• **CONSIGNE**
Mettez, s'il vous plaît, les lignes de tous les enregistrements ci-dessous sous forme de liste JSON de chaînes, à raison d'une chaîne par ligne et sans les lignes vides.

____________________

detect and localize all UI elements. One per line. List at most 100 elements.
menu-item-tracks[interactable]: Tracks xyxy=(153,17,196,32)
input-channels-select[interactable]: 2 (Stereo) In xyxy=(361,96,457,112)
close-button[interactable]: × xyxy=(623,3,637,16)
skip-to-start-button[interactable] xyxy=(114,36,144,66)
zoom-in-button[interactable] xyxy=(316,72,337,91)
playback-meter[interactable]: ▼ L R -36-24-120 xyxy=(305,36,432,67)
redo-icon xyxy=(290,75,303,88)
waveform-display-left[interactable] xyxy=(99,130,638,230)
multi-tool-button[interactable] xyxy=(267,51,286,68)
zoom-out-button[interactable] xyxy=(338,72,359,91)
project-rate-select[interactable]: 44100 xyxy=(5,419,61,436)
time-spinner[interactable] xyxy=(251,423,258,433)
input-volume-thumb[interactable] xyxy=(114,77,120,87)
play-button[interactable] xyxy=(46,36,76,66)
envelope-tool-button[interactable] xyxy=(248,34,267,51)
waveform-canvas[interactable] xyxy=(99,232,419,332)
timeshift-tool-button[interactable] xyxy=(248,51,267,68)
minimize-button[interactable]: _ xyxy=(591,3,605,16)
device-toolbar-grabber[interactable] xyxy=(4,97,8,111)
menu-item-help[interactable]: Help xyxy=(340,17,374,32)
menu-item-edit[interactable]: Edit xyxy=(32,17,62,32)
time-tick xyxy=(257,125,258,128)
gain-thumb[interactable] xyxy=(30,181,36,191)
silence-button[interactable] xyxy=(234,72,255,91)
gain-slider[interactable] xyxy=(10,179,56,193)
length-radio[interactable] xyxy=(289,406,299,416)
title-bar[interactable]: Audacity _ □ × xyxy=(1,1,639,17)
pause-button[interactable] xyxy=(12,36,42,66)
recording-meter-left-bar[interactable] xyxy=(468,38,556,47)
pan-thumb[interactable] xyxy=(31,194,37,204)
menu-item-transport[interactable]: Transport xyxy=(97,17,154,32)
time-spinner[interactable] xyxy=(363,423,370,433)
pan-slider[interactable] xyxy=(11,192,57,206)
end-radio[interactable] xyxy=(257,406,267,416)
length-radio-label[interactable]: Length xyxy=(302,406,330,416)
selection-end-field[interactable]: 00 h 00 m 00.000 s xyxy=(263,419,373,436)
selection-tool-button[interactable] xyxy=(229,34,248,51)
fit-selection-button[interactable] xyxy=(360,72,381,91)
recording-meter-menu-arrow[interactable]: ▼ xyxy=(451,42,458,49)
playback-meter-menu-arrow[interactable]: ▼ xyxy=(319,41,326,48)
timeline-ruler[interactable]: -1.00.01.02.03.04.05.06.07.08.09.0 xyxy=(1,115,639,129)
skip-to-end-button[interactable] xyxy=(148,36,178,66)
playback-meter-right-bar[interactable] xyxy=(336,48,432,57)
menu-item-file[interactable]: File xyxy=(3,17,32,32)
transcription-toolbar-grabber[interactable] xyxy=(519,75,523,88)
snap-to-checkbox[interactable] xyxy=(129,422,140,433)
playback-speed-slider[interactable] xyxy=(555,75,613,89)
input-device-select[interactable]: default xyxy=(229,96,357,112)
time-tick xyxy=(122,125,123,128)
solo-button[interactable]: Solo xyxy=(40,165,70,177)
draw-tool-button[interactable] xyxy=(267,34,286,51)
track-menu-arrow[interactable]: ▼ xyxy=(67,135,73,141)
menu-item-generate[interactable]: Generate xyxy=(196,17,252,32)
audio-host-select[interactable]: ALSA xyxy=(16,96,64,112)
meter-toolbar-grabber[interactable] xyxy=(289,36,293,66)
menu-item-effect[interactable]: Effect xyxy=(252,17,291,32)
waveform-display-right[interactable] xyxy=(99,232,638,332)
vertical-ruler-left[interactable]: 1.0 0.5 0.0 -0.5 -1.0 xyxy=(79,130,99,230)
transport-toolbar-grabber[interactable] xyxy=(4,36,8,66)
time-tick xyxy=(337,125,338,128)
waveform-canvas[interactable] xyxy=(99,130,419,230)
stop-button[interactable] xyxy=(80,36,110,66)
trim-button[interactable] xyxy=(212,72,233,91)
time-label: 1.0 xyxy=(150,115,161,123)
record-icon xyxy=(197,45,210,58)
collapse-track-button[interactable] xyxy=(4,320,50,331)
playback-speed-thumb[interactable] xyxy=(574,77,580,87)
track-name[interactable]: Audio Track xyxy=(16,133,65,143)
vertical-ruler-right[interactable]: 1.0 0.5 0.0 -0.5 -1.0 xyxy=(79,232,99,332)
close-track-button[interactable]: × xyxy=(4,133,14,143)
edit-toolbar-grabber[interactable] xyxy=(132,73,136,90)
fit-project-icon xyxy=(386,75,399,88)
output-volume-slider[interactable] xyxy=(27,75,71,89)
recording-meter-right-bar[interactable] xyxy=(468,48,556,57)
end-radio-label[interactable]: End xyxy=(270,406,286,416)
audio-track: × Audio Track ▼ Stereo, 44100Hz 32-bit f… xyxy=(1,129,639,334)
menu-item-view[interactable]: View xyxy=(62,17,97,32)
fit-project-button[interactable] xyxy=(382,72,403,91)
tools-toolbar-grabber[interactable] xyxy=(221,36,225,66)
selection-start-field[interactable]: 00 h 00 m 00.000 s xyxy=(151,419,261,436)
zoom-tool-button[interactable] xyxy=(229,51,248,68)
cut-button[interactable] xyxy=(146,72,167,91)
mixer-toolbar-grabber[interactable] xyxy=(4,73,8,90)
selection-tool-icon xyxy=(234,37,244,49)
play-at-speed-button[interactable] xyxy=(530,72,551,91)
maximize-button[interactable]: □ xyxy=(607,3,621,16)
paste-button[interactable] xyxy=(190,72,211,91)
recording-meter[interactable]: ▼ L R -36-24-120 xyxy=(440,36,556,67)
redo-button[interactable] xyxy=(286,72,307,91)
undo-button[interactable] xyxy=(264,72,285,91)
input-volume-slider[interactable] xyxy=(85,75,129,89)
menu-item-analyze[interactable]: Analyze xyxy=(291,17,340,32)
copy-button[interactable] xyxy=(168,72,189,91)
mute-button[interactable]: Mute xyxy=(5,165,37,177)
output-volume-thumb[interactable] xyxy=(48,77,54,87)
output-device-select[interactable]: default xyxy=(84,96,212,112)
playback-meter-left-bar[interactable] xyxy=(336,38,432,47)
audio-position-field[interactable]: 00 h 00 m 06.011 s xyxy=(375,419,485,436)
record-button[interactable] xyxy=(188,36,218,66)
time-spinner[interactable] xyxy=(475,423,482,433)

____________________

• **RÉSULTAT DE L'EXERCICE**
[
  "detect and localize all UI elements. One per line. List at most 100 elements.",
  "menu-item-tracks[interactable]: Tracks xyxy=(153,17,196,32)",
  "input-channels-select[interactable]: 2 (Stereo) In xyxy=(361,96,457,112)",
  "close-button[interactable]: × xyxy=(623,3,637,16)",
  "skip-to-start-button[interactable] xyxy=(114,36,144,66)",
  "zoom-in-button[interactable] xyxy=(316,72,337,91)",
  "playback-meter[interactable]: ▼ L R -36-24-120 xyxy=(305,36,432,67)",
  "redo-icon xyxy=(290,75,303,88)",
  "waveform-display-left[interactable] xyxy=(99,130,638,230)",
  "multi-tool-button[interactable] xyxy=(267,51,286,68)",
  "zoom-out-button[interactable] xyxy=(338,72,359,91)",
  "project-rate-select[interactable]: 44100 xyxy=(5,419,61,436)",
  "time-spinner[interactable] xyxy=(251,423,258,433)",
  "input-volume-thumb[interactable] xyxy=(114,77,120,87)",
  "play-button[interactable] xyxy=(46,36,76,66)",
  "envelope-tool-button[interactable] xyxy=(248,34,267,51)",
  "waveform-canvas[interactable] xyxy=(99,232,419,332)",
  "timeshift-tool-button[interactable] xyxy=(248,51,267,68)",
  "minimize-button[interactable]: _ xyxy=(591,3,605,16)",
  "device-toolbar-grabber[interactable] xyxy=(4,97,8,111)",
  "menu-item-help[interactable]: Help xyxy=(340,17,374,32)",
  "menu-item-edit[interactable]: Edit xyxy=(32,17,62,32)",
  "time-tick xyxy=(257,125,258,128)",
  "gain-thumb[interactable] xyxy=(30,181,36,191)",
  "silence-button[interactable] xyxy=(234,72,255,91)",
  "gain-slider[interactable] xyxy=(10,179,56,193)",
  "length-radio[interactable] xyxy=(289,406,299,416)",
  "title-bar[interactable]: Audacity _ □ × xyxy=(1,1,639,17)",
  "pause-button[interactable] xyxy=(12,36,42,66)",
  "recording-meter-left-bar[interactable] xyxy=(468,38,556,47)",
  "pan-thumb[interactable] xyxy=(31,194,37,204)",
  "menu-item-transport[interactable]: Transport xyxy=(97,17,154,32)",
  "time-spinner[interactable] xyxy=(363,423,370,433)",
  "pan-slider[interactable] xyxy=(11,192,57,206)",
  "end-radio[interactable] xyxy=(257,406,267,416)",
  "length-radio-label[interactable]: Length xyxy=(302,406,330,416)",
  "selection-end-field[interactable]: 00 h 00 m 00.000 s xyxy=(263,419,373,436)",
  "selection-tool-button[interactable] xyxy=(229,34,248,51)",
  "fit-selection-button[interactable] xyxy=(360,72,381,91)",
  "recording-meter-menu-arrow[interactable]: ▼ xyxy=(451,42,458,49)",
  "playback-meter-menu-arrow[interactable]: ▼ xyxy=(319,41,326,48)",
  "timeline-ruler[interactable]: -1.00.01.02.03.04.05.06.07.08.09.0 xyxy=(1,115,639,129)",
  "skip-to-end-button[interactable] xyxy=(148,36,178,66)",
  "playback-meter-right-bar[interactable] xyxy=(336,48,432,57)",
  "menu-item-file[interactable]: File xyxy=(3,17,32,32)",
  "transcription-toolbar-grabber[interactable] xyxy=(519,75,523,88)",
  "snap-to-checkbox[interactable] xyxy=(129,422,140,433)",
  "playback-speed-slider[interactable] xyxy=(555,75,613,89)",
  "input-device-select[interactable]: default xyxy=(229,96,357,112)",
  "time-tick xyxy=(122,125,123,128)",
  "solo-button[interactable]: Solo xyxy=(40,165,70,177)",
  "draw-tool-button[interactable] xyxy=(267,34,286,51)",
  "track-menu-arrow[interactable]: ▼ xyxy=(67,135,73,141)",
  "menu-item-generate[interactable]: Generate xyxy=(196,17,252,32)",
  "audio-host-select[interactable]: ALSA xyxy=(16,96,64,112)",
  "meter-toolbar-grabber[interactable] xyxy=(289,36,293,66)",
  "menu-item-effect[interactable]: Effect xyxy=(252,17,291,32)",
  "waveform-display-right[interactable] xyxy=(99,232,638,332)",
  "vertical-ruler-left[interactable]: 1.0 0.5 0.0 -0.5 -1.0 xyxy=(79,130,99,230)",
  "transport-toolbar-grabber[interactable] xyxy=(4,36,8,66)",
  "time-tick xyxy=(337,125,338,128)",
  "waveform-canvas[interactable] xyxy=(99,130,419,230)",
  "stop-button[interactable] xyxy=(80,36,110,66)",
  "trim-button[interactable] xyxy=(212,72,233,91)",
  "time-label: 1.0 xyxy=(150,115,161,123)",
  "record-icon xyxy=(197,45,210,58)",
  "collapse-track-button[interactable] xyxy=(4,320,50,331)",
  "playback-speed-thumb[interactable] xyxy=(574,77,580,87)",
  "track-name[interactable]: Audio Track xyxy=(16,133,65,143)",
  "vertical-ruler-right[interactable]: 1.0 0.5 0.0 -0.5 -1.0 xyxy=(79,232,99,332)",
  "close-track-button[interactable]: × xyxy=(4,133,14,143)",
  "edit-toolbar-grabber[interactable] xyxy=(132,73,136,90)",
  "fit-project-icon xyxy=(386,75,399,88)",
  "output-volume-slider[interactable] xyxy=(27,75,71,89)",
  "recording-meter-right-bar[interactable] xyxy=(468,48,556,57)",
  "end-radio-label[interactable]: End xyxy=(270,406,286,416)",
  "audio-track: × Audio Track ▼ Stereo, 44100Hz 32-bit f… xyxy=(1,129,639,334)",
  "menu-item-view[interactable]: View xyxy=(62,17,97,32)",
  "fit-project-button[interactable] xyxy=(382,72,403,91)",
  "tools-toolbar-grabber[interactable] xyxy=(221,36,225,66)",
  "selection-start-field[interactable]: 00 h 00 m 00.000 s xyxy=(151,419,261,436)",
  "zoom-tool-button[interactable] xyxy=(229,51,248,68)",
  "cut-button[interactable] xyxy=(146,72,167,91)",
  "mixer-toolbar-grabber[interactable] xyxy=(4,73,8,90)",
  "selection-tool-icon xyxy=(234,37,244,49)",
  "play-at-speed-button[interactable] xyxy=(530,72,551,91)",
  "maximize-button[interactable]: □ xyxy=(607,3,621,16)",
  "paste-button[interactable] xyxy=(190,72,211,91)",
  "recording-meter[interactable]: ▼ L R -36-24-120 xyxy=(440,36,556,67)",
  "redo-button[interactable] xyxy=(286,72,307,91)",
  "undo-button[interactable] xyxy=(264,72,285,91)",
  "input-volume-slider[interactable] xyxy=(85,75,129,89)",
  "menu-item-analyze[interactable]: Analyze xyxy=(291,17,340,32)",
  "copy-button[interactable] xyxy=(168,72,189,91)",
  "mute-button[interactable]: Mute xyxy=(5,165,37,177)",
  "output-volume-thumb[interactable] xyxy=(48,77,54,87)",
  "output-device-select[interactable]: default xyxy=(84,96,212,112)",
  "playback-meter-left-bar[interactable] xyxy=(336,38,432,47)",
  "audio-position-field[interactable]: 00 h 00 m 06.011 s xyxy=(375,419,485,436)",
  "record-button[interactable] xyxy=(188,36,218,66)",
  "time-spinner[interactable] xyxy=(475,423,482,433)"
]